[Task statement]: Render the following material again verbatim, leaving nothing out.

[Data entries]
-----
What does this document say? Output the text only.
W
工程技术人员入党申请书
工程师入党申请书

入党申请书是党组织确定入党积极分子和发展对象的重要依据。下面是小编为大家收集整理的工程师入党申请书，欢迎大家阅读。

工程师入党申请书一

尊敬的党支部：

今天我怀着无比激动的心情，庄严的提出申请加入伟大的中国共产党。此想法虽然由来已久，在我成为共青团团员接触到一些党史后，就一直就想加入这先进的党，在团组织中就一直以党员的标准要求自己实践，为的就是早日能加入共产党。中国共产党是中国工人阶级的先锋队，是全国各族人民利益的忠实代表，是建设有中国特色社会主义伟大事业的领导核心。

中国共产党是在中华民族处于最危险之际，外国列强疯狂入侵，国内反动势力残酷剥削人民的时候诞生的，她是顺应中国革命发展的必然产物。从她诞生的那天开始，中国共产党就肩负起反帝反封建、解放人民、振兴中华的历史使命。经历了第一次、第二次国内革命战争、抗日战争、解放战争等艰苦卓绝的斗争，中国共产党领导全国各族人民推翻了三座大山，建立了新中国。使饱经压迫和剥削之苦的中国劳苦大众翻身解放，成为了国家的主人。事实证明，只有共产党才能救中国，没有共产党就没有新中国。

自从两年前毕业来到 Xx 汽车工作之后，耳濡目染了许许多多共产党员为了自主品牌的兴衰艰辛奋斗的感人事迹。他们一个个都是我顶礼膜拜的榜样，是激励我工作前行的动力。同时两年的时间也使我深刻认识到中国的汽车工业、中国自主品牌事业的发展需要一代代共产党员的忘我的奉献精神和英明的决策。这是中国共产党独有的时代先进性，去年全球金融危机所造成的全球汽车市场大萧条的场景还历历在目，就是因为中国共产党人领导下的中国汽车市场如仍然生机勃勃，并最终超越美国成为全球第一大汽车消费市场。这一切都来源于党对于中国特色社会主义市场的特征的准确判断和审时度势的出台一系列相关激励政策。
-----
[Correct answer]:
What does this document say? Output the text only.
W
工程技术人员入党申请书
工程师入党申请书

入党申请书是党组织确定入党积极分子和发展对象的重要依据。下面是小编为大家收集整理的工程师入党申请书，欢迎大家阅读。

工程师入党申请书一

尊敬的党支部：

今天我怀着无比激动的心情，庄严的提出申请加入伟大的中国共产党。此想法虽然由来已久，在我成为共青团团员接触到一些党史后，就一直就想加入这先进的党，在团组织中就一直以党员的标准要求自己实践，为的就是早日能加入共产党。中国共产党是中国工人阶级的先锋队，是全国各族人民利益的忠实代表，是建设有中国特色社会主义伟大事业的领导核心。

中国共产党是在中华民族处于最危险之际，外国列强疯狂入侵，国内反动势力残酷剥削人民的时候诞生的，她是顺应中国革命发展的必然产物。从她诞生的那天开始，中国共产党就肩负起反帝反封建、解放人民、振兴中华的历史使命。经历了第一次、第二次国内革命战争、抗日战争、解放战争等艰苦卓绝的斗争，中国共产党领导全国各族人民推翻了三座大山，建立了新中国。使饱经压迫和剥削之苦的中国劳苦大众翻身解放，成为了国家的主人。事实证明，只有共产党才能救中国，没有共产党就没有新中国。

自从两年前毕业来到 Xx 汽车工作之后，耳濡目染了许许多多共产党员为了自主品牌的兴衰艰辛奋斗的感人事迹。他们一个个都是我顶礼膜拜的榜样，是激励我工作前行的动力。同时两年的时间也使我深刻认识到中国的汽车工业、中国自主品牌事业的发展需要一代代共产党员的忘我的奉献精神和英明的决策。这是中国共产党独有的时代先进性，去年全球金融危机所造成的全球汽车市场大萧条的场景还历历在目，就是因为中国共产党人领导下的中国汽车市场如仍然生机勃勃，并最终超越美国成为全球第一大汽车消费市场。这一切都来源于党对于中国特色社会主义市场的特征的准确判断和审时度势的出台一系列相关激励政策。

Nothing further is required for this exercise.